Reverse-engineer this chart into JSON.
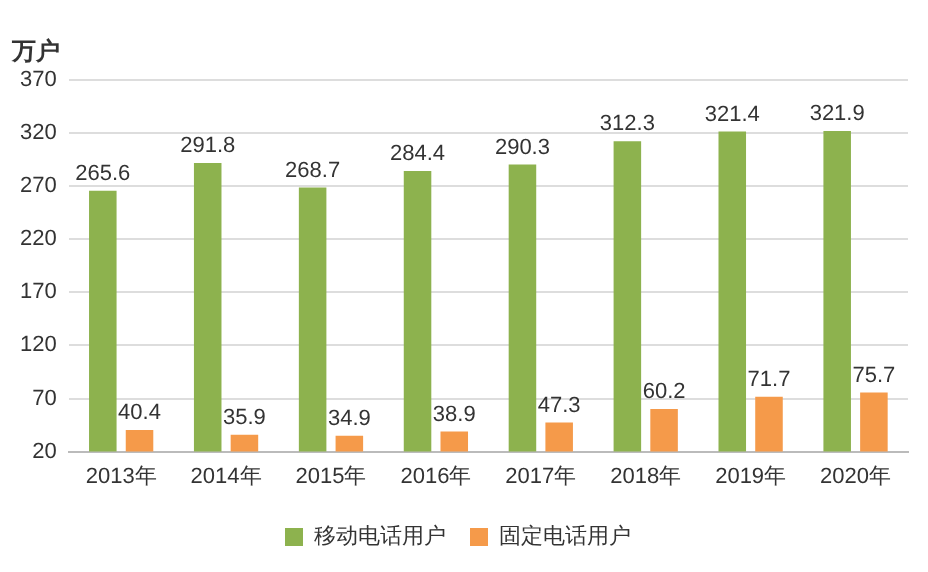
{
  "chart_data": {
    "type": "bar",
    "ylabel": "万户",
    "categories": [
      "2013年",
      "2014年",
      "2015年",
      "2016年",
      "2017年",
      "2018年",
      "2019年",
      "2020年"
    ],
    "series": [
      {
        "name": "移动电话用户",
        "color": "#8db24e",
        "values": [
          265.6,
          291.8,
          268.7,
          284.4,
          290.3,
          312.3,
          321.4,
          321.9
        ]
      },
      {
        "name": "固定电话用户",
        "color": "#f59a4a",
        "values": [
          40.4,
          35.9,
          34.9,
          38.9,
          47.3,
          60.2,
          71.7,
          75.7
        ]
      }
    ],
    "ylim": [
      20,
      370
    ],
    "yticks": [
      20,
      70,
      120,
      170,
      220,
      270,
      320,
      370
    ],
    "grid": "y",
    "legend": "bottom",
    "data_labels": true
  }
}
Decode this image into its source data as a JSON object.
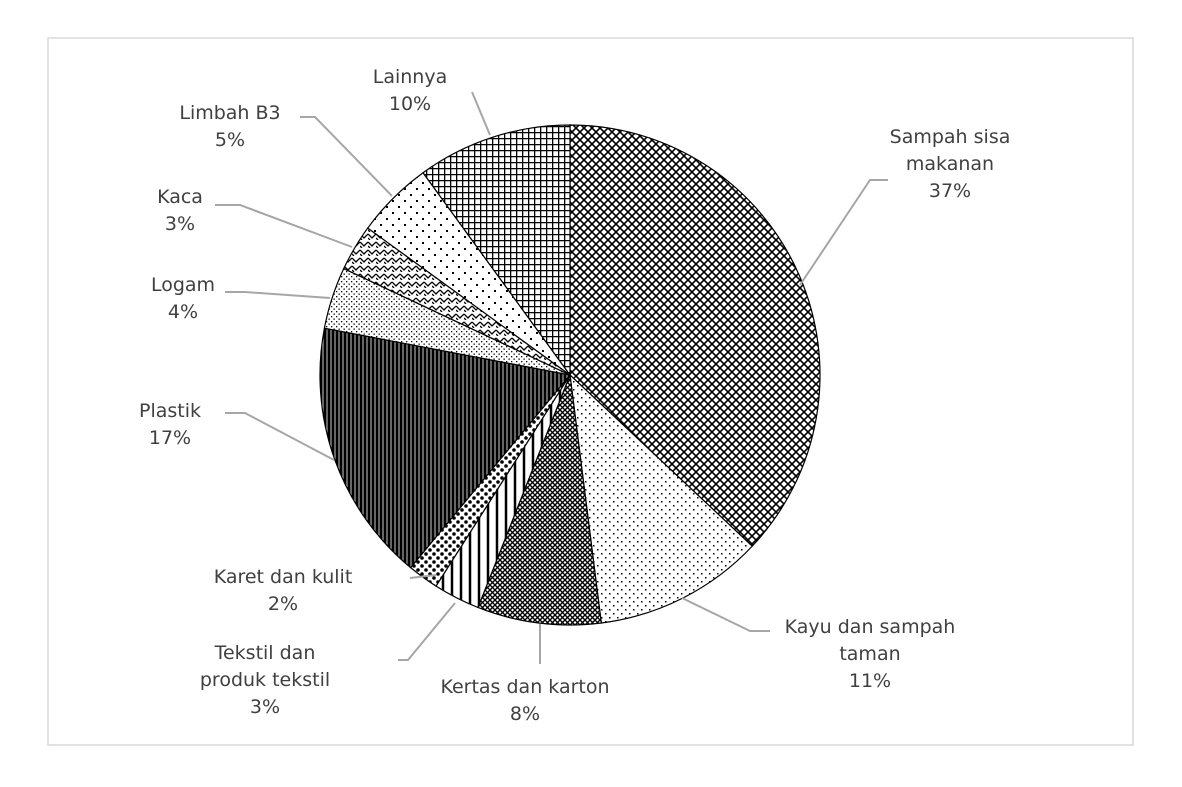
{
  "chart_data": {
    "type": "pie",
    "categories": [
      "Sampah sisa makanan",
      "Kayu dan sampah taman",
      "Kertas dan karton",
      "Tekstil dan produk tekstil",
      "Karet dan kulit",
      "Plastik",
      "Logam",
      "Kaca",
      "Limbah B3",
      "Lainnya"
    ],
    "values": [
      37,
      11,
      8,
      3,
      2,
      17,
      4,
      3,
      5,
      10
    ],
    "value_labels": [
      "37%",
      "11%",
      "8%",
      "3%",
      "2%",
      "17%",
      "4%",
      "3%",
      "5%",
      "10%"
    ]
  }
}
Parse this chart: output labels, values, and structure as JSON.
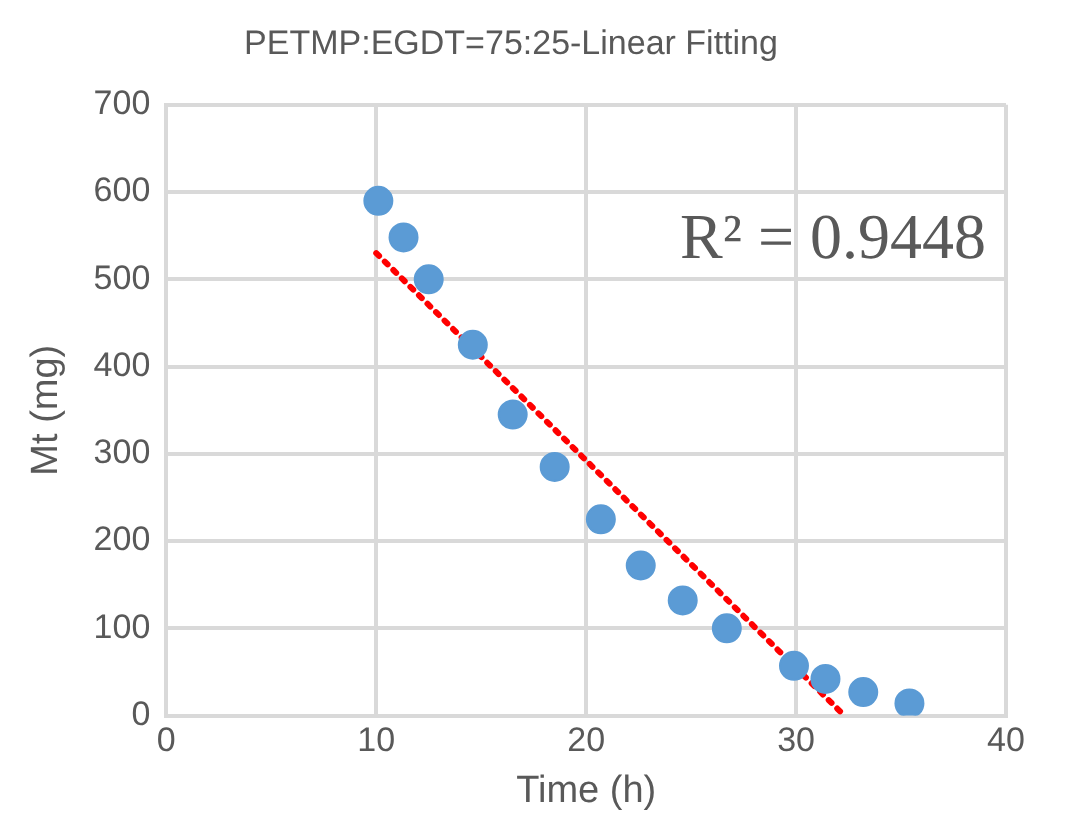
{
  "chart_data": {
    "type": "scatter",
    "title": "PETMP:EGDT=75:25-Linear Fitting",
    "xlabel": "Time (h)",
    "ylabel": "Mt (mg)",
    "series": [
      {
        "color": "#5b9bd5",
        "marker": "circle",
        "x": [
          10.1,
          11.3,
          12.5,
          14.6,
          16.5,
          18.5,
          20.7,
          22.6,
          24.6,
          26.7,
          29.9,
          31.4,
          33.2,
          35.4
        ],
        "values": [
          590,
          548,
          500,
          425,
          345,
          285,
          225,
          172,
          132,
          100,
          57,
          42,
          27,
          14
        ]
      },
      {
        "type": "line",
        "color": "#ff0000",
        "line_style": "dotted",
        "marker": "none",
        "x": [
          10,
          32.3
        ],
        "values": [
          530,
          0
        ]
      }
    ],
    "xlim": [
      0,
      40
    ],
    "xticks": [
      0,
      10,
      20,
      30,
      40
    ],
    "ylim": [
      0,
      700
    ],
    "yticks": [
      0,
      100,
      200,
      300,
      400,
      500,
      600,
      700
    ],
    "grid": true,
    "annotations": [
      "R² = 0.9448"
    ]
  }
}
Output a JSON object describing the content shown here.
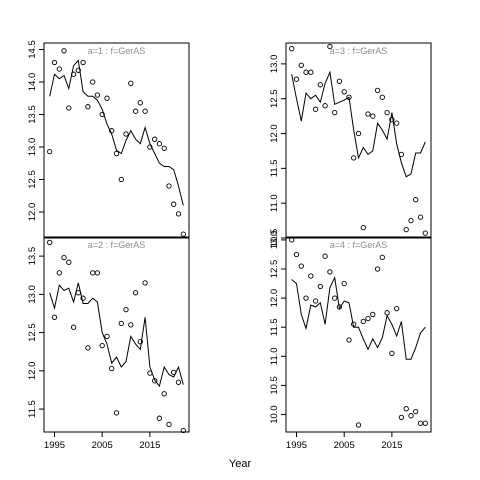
{
  "chart_data": {
    "type": "line",
    "xlabel": "Year",
    "panels": [
      {
        "title": "a=1 : f=GerAS",
        "ylim": [
          11.6,
          14.6
        ],
        "yticks": [
          "12.0",
          "12.5",
          "13.0",
          "13.5",
          "14.0",
          "14.5"
        ],
        "show_xticks": false,
        "fitted": {
          "x": [
            1994,
            1995,
            1996,
            1997,
            1998,
            1999,
            2000,
            2001,
            2002,
            2003,
            2004,
            2005,
            2006,
            2007,
            2008,
            2009,
            2010,
            2011,
            2012,
            2013,
            2014,
            2015,
            2016,
            2017,
            2018,
            2019,
            2020,
            2021,
            2022
          ],
          "y": [
            13.78,
            14.12,
            14.05,
            14.1,
            13.9,
            14.25,
            14.33,
            13.85,
            13.78,
            13.78,
            13.72,
            13.58,
            13.35,
            13.2,
            12.95,
            12.9,
            13.1,
            13.25,
            13.12,
            13.05,
            13.3,
            13.05,
            12.9,
            12.75,
            12.7,
            12.7,
            12.65,
            12.4,
            12.1
          ]
        },
        "observed": {
          "x": [
            1994,
            1995,
            1996,
            1997,
            1998,
            1999,
            2000,
            2001,
            2002,
            2003,
            2004,
            2005,
            2006,
            2007,
            2008,
            2009,
            2010,
            2011,
            2012,
            2013,
            2014,
            2015,
            2016,
            2017,
            2018,
            2019,
            2020,
            2021,
            2022
          ],
          "y": [
            12.93,
            14.3,
            14.2,
            14.48,
            13.6,
            14.12,
            14.18,
            14.3,
            13.62,
            14.0,
            13.8,
            13.5,
            13.75,
            13.25,
            12.9,
            12.5,
            13.2,
            13.98,
            13.55,
            13.68,
            13.55,
            13.0,
            13.12,
            13.05,
            12.98,
            12.4,
            12.12,
            11.97,
            11.66
          ]
        }
      },
      {
        "title": "a=3 : f=GerAS",
        "ylim": [
          10.5,
          13.3
        ],
        "yticks": [
          "10.5",
          "11.0",
          "11.5",
          "12.0",
          "12.5",
          "13.0"
        ],
        "show_xticks": false,
        "fitted": {
          "x": [
            1994,
            1995,
            1996,
            1997,
            1998,
            1999,
            2000,
            2001,
            2002,
            2003,
            2004,
            2005,
            2006,
            2007,
            2008,
            2009,
            2010,
            2011,
            2012,
            2013,
            2014,
            2015,
            2016,
            2017,
            2018,
            2019,
            2020,
            2021,
            2022
          ],
          "y": [
            12.85,
            12.5,
            12.18,
            12.58,
            12.5,
            12.55,
            12.45,
            12.72,
            12.88,
            12.42,
            12.45,
            12.48,
            12.52,
            12.05,
            11.65,
            11.8,
            11.7,
            11.75,
            12.15,
            12.05,
            11.92,
            12.3,
            11.85,
            11.58,
            11.38,
            11.42,
            11.72,
            11.72,
            11.88
          ]
        },
        "observed": {
          "x": [
            1994,
            1995,
            1996,
            1997,
            1998,
            1999,
            2000,
            2001,
            2002,
            2003,
            2004,
            2005,
            2006,
            2007,
            2008,
            2009,
            2010,
            2011,
            2012,
            2013,
            2014,
            2015,
            2016,
            2017,
            2018,
            2019,
            2020,
            2021,
            2022
          ],
          "y": [
            13.22,
            12.78,
            12.98,
            12.88,
            12.88,
            12.35,
            12.7,
            12.4,
            13.25,
            12.3,
            12.75,
            12.6,
            12.52,
            11.65,
            12.0,
            10.65,
            12.28,
            12.25,
            12.62,
            12.52,
            12.3,
            12.2,
            12.15,
            11.7,
            10.62,
            10.75,
            11.05,
            10.8,
            10.57
          ]
        }
      },
      {
        "title": "a=2 : f=GerAS",
        "ylim": [
          11.2,
          13.75
        ],
        "yticks": [
          "11.5",
          "12.0",
          "12.5",
          "13.0",
          "13.5"
        ],
        "show_xticks": true,
        "fitted": {
          "x": [
            1994,
            1995,
            1996,
            1997,
            1998,
            1999,
            2000,
            2001,
            2002,
            2003,
            2004,
            2005,
            2006,
            2007,
            2008,
            2009,
            2010,
            2011,
            2012,
            2013,
            2014,
            2015,
            2016,
            2017,
            2018,
            2019,
            2020,
            2021,
            2022
          ],
          "y": [
            13.02,
            12.82,
            13.12,
            13.05,
            13.08,
            12.9,
            13.15,
            12.88,
            12.88,
            12.95,
            12.9,
            12.5,
            12.35,
            12.1,
            12.18,
            12.05,
            12.12,
            12.45,
            12.35,
            12.28,
            12.7,
            12.05,
            11.88,
            11.8,
            12.05,
            11.95,
            11.92,
            12.05,
            11.82
          ]
        },
        "observed": {
          "x": [
            1994,
            1995,
            1996,
            1997,
            1998,
            1999,
            2000,
            2001,
            2002,
            2003,
            2004,
            2005,
            2006,
            2007,
            2008,
            2009,
            2010,
            2011,
            2012,
            2013,
            2014,
            2015,
            2016,
            2017,
            2018,
            2019,
            2020,
            2021,
            2022
          ],
          "y": [
            13.68,
            12.7,
            13.28,
            13.48,
            13.42,
            12.57,
            13.02,
            12.95,
            12.3,
            13.28,
            13.28,
            12.33,
            12.45,
            12.03,
            11.45,
            12.62,
            12.8,
            12.6,
            13.02,
            12.38,
            13.15,
            11.97,
            11.87,
            11.38,
            11.7,
            11.3,
            11.98,
            11.85,
            11.22
          ]
        }
      },
      {
        "title": "a=4 : f=GerAS",
        "ylim": [
          9.7,
          13.05
        ],
        "yticks": [
          "10.0",
          "10.5",
          "11.0",
          "11.5",
          "12.0",
          "12.5",
          "13.0"
        ],
        "show_xticks": true,
        "fitted": {
          "x": [
            1994,
            1995,
            1996,
            1997,
            1998,
            1999,
            2000,
            2001,
            2002,
            2003,
            2004,
            2005,
            2006,
            2007,
            2008,
            2009,
            2010,
            2011,
            2012,
            2013,
            2014,
            2015,
            2016,
            2017,
            2018,
            2019,
            2020,
            2021,
            2022
          ],
          "y": [
            12.32,
            12.25,
            11.72,
            11.48,
            11.88,
            11.85,
            11.92,
            11.55,
            12.18,
            12.35,
            11.82,
            11.95,
            11.92,
            11.5,
            11.5,
            11.3,
            11.12,
            11.3,
            11.15,
            11.32,
            11.7,
            11.55,
            11.35,
            11.6,
            10.95,
            10.95,
            11.15,
            11.4,
            11.5
          ]
        },
        "observed": {
          "x": [
            1994,
            1995,
            1996,
            1997,
            1998,
            1999,
            2000,
            2001,
            2002,
            2003,
            2004,
            2005,
            2006,
            2007,
            2008,
            2009,
            2010,
            2011,
            2012,
            2013,
            2014,
            2015,
            2016,
            2017,
            2018,
            2019,
            2020,
            2021,
            2022
          ],
          "y": [
            13.0,
            12.75,
            12.55,
            12.0,
            12.38,
            11.95,
            12.2,
            12.72,
            12.45,
            12.0,
            11.85,
            12.25,
            11.28,
            11.55,
            9.82,
            11.6,
            11.65,
            11.72,
            12.5,
            12.7,
            11.75,
            11.05,
            11.82,
            9.95,
            10.1,
            9.98,
            10.05,
            9.85,
            9.85
          ]
        }
      }
    ],
    "xticks": [
      1995,
      2005,
      2015
    ],
    "xlim": [
      1992.8,
      2023.2
    ]
  }
}
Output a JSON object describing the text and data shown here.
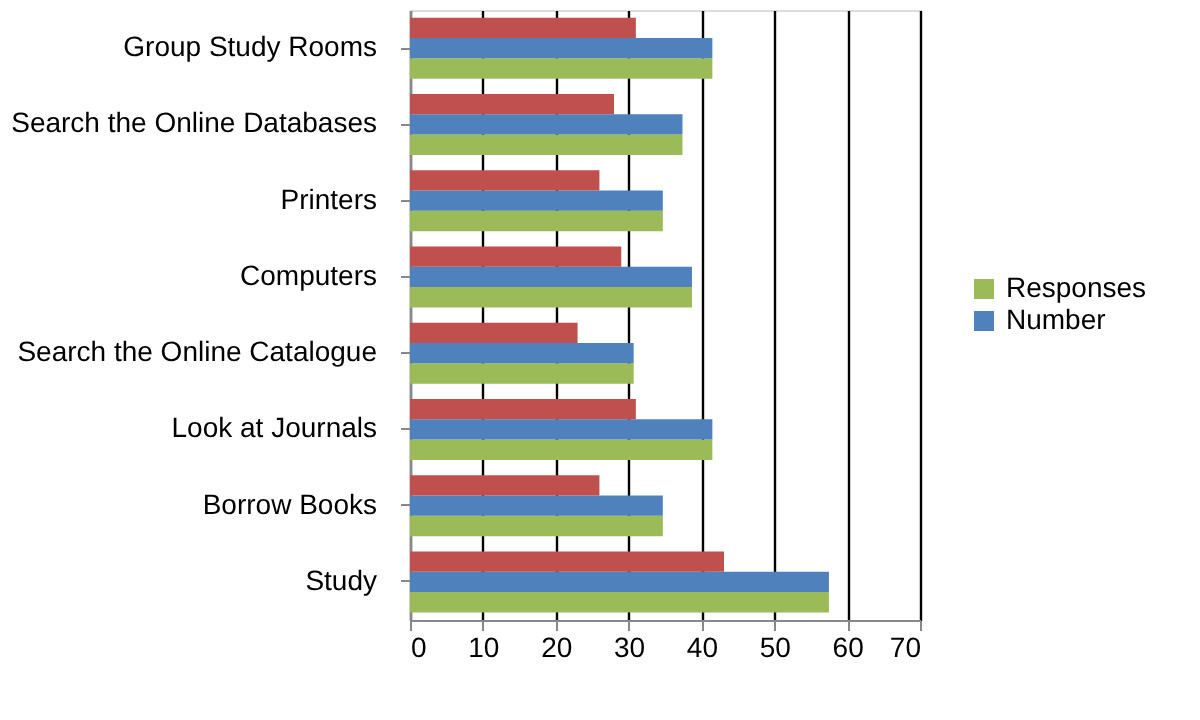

# # # # #

■ **Exercise objective**: Using the material above, state how many lines include the string "describing". Answer with a single number.

■ **Task response**: 2